» **Records provided**:
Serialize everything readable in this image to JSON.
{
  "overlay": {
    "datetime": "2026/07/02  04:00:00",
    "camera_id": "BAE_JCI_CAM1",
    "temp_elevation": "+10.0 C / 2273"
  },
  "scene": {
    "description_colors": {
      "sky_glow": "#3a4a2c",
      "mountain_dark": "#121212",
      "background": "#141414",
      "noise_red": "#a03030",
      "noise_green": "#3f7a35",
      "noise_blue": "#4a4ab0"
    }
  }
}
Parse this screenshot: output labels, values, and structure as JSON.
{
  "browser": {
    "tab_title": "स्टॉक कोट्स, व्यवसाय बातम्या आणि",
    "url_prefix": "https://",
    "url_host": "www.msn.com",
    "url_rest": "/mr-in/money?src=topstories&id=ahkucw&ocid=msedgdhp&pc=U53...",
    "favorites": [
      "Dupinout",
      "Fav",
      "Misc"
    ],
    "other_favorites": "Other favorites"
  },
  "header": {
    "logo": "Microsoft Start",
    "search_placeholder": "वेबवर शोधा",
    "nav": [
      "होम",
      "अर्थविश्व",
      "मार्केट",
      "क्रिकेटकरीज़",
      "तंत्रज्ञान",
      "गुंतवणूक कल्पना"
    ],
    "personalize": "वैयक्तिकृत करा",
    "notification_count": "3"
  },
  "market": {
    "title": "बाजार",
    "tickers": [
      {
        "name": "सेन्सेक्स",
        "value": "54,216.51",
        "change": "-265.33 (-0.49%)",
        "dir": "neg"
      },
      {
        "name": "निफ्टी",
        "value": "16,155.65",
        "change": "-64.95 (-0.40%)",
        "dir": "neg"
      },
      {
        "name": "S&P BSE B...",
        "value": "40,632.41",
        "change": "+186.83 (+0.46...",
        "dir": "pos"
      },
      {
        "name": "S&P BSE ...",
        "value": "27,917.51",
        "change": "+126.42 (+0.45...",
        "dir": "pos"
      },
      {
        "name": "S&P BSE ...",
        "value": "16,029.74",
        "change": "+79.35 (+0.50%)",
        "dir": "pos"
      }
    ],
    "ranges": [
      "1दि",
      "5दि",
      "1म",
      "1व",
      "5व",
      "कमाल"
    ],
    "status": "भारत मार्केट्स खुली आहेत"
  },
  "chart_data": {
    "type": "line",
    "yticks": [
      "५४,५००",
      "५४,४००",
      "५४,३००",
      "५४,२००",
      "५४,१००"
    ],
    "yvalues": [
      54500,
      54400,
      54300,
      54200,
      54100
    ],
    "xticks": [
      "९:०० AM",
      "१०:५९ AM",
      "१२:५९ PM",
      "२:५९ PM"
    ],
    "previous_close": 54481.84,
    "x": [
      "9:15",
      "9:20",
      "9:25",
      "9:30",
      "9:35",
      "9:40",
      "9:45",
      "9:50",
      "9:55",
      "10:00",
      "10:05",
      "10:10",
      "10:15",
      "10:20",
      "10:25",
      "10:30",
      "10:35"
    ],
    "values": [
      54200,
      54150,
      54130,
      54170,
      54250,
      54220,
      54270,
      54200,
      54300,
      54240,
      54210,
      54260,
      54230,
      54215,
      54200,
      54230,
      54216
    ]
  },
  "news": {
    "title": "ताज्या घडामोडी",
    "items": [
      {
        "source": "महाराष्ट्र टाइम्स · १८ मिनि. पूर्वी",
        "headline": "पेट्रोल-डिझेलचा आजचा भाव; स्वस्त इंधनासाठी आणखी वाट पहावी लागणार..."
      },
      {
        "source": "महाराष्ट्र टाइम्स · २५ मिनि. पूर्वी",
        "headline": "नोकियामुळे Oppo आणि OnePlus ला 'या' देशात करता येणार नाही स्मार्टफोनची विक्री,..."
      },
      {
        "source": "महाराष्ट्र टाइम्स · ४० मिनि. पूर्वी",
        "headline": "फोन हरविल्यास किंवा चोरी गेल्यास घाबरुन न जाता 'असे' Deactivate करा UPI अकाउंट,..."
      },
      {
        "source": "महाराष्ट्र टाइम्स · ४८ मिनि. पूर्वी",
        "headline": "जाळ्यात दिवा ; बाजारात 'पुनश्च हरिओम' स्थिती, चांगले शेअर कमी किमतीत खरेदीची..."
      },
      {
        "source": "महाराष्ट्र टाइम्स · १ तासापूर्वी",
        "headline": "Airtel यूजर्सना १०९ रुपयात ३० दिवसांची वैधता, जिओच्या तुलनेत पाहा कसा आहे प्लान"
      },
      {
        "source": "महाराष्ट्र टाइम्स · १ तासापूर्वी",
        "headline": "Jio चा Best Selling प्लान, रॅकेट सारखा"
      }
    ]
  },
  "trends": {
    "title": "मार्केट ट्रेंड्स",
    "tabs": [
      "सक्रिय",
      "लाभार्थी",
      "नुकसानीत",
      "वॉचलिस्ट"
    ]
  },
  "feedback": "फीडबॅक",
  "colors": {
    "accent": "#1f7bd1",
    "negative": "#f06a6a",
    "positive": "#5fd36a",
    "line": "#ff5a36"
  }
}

» **Task**: Reproduce each line verbatim.

» **In response**:
Serialize everything readable in this image to JSON.
{
  "overlay": {
    "datetime": "2026/07/02  04:00:00",
    "camera_id": "BAE_JCI_CAM1",
    "temp_elevation": "+10.0 C / 2273"
  },
  "scene": {
    "description_colors": {
      "sky_glow": "#3a4a2c",
      "mountain_dark": "#121212",
      "background": "#141414",
      "noise_red": "#a03030",
      "noise_green": "#3f7a35",
      "noise_blue": "#4a4ab0"
    }
  }
}
Parse this screenshot: output labels, values, and structure as JSON.
{
  "browser": {
    "tab_title": "स्टॉक कोट्स, व्यवसाय बातम्या आणि",
    "url_prefix": "https://",
    "url_host": "www.msn.com",
    "url_rest": "/mr-in/money?src=topstories&id=ahkucw&ocid=msedgdhp&pc=U53...",
    "favorites": [
      "Dupinout",
      "Fav",
      "Misc"
    ],
    "other_favorites": "Other favorites"
  },
  "header": {
    "logo": "Microsoft Start",
    "search_placeholder": "वेबवर शोधा",
    "nav": [
      "होम",
      "अर्थविश्व",
      "मार्केट",
      "क्रिकेटकरीज़",
      "तंत्रज्ञान",
      "गुंतवणूक कल्पना"
    ],
    "personalize": "वैयक्तिकृत करा",
    "notification_count": "3"
  },
  "market": {
    "title": "बाजार",
    "tickers": [
      {
        "name": "सेन्सेक्स",
        "value": "54,216.51",
        "change": "-265.33 (-0.49%)",
        "dir": "neg"
      },
      {
        "name": "निफ्टी",
        "value": "16,155.65",
        "change": "-64.95 (-0.40%)",
        "dir": "neg"
      },
      {
        "name": "S&P BSE B...",
        "value": "40,632.41",
        "change": "+186.83 (+0.46...",
        "dir": "pos"
      },
      {
        "name": "S&P BSE ...",
        "value": "27,917.51",
        "change": "+126.42 (+0.45...",
        "dir": "pos"
      },
      {
        "name": "S&P BSE ...",
        "value": "16,029.74",
        "change": "+79.35 (+0.50%)",
        "dir": "pos"
      }
    ],
    "ranges": [
      "1दि",
      "5दि",
      "1म",
      "1व",
      "5व",
      "कमाल"
    ],
    "status": "भारत मार्केट्स खुली आहेत"
  },
  "chart_data": {
    "type": "line",
    "yticks": [
      "५४,५००",
      "५४,४००",
      "५४,३००",
      "५४,२००",
      "५४,१००"
    ],
    "yvalues": [
      54500,
      54400,
      54300,
      54200,
      54100
    ],
    "xticks": [
      "९:०० AM",
      "१०:५९ AM",
      "१२:५९ PM",
      "२:५९ PM"
    ],
    "previous_close": 54481.84,
    "x": [
      "9:15",
      "9:20",
      "9:25",
      "9:30",
      "9:35",
      "9:40",
      "9:45",
      "9:50",
      "9:55",
      "10:00",
      "10:05",
      "10:10",
      "10:15",
      "10:20",
      "10:25",
      "10:30",
      "10:35"
    ],
    "values": [
      54200,
      54150,
      54130,
      54170,
      54250,
      54220,
      54270,
      54200,
      54300,
      54240,
      54210,
      54260,
      54230,
      54215,
      54200,
      54230,
      54216
    ]
  },
  "news": {
    "title": "ताज्या घडामोडी",
    "items": [
      {
        "source": "महाराष्ट्र टाइम्स · १८ मिनि. पूर्वी",
        "headline": "पेट्रोल-डिझेलचा आजचा भाव; स्वस्त इंधनासाठी आणखी वाट पहावी लागणार..."
      },
      {
        "source": "महाराष्ट्र टाइम्स · २५ मिनि. पूर्वी",
        "headline": "नोकियामुळे Oppo आणि OnePlus ला 'या' देशात करता येणार नाही स्मार्टफोनची विक्री,..."
      },
      {
        "source": "महाराष्ट्र टाइम्स · ४० मिनि. पूर्वी",
        "headline": "फोन हरविल्यास किंवा चोरी गेल्यास घाबरुन न जाता 'असे' Deactivate करा UPI अकाउंट,..."
      },
      {
        "source": "महाराष्ट्र टाइम्स · ४८ मिनि. पूर्वी",
        "headline": "जाळ्यात दिवा ; बाजारात 'पुनश्च हरिओम' स्थिती, चांगले शेअर कमी किमतीत खरेदीची..."
      },
      {
        "source": "महाराष्ट्र टाइम्स · १ तासापूर्वी",
        "headline": "Airtel यूजर्सना १०९ रुपयात ३० दिवसांची वैधता, जिओच्या तुलनेत पाहा कसा आहे प्लान"
      },
      {
        "source": "महाराष्ट्र टाइम्स · १ तासापूर्वी",
        "headline": "Jio चा Best Selling प्लान, रॅकेट सारखा"
      }
    ]
  },
  "trends": {
    "title": "मार्केट ट्रेंड्स",
    "tabs": [
      "सक्रिय",
      "लाभार्थी",
      "नुकसानीत",
      "वॉचलिस्ट"
    ]
  },
  "feedback": "फीडबॅक",
  "colors": {
    "accent": "#1f7bd1",
    "negative": "#f06a6a",
    "positive": "#5fd36a",
    "line": "#ff5a36"
  }
}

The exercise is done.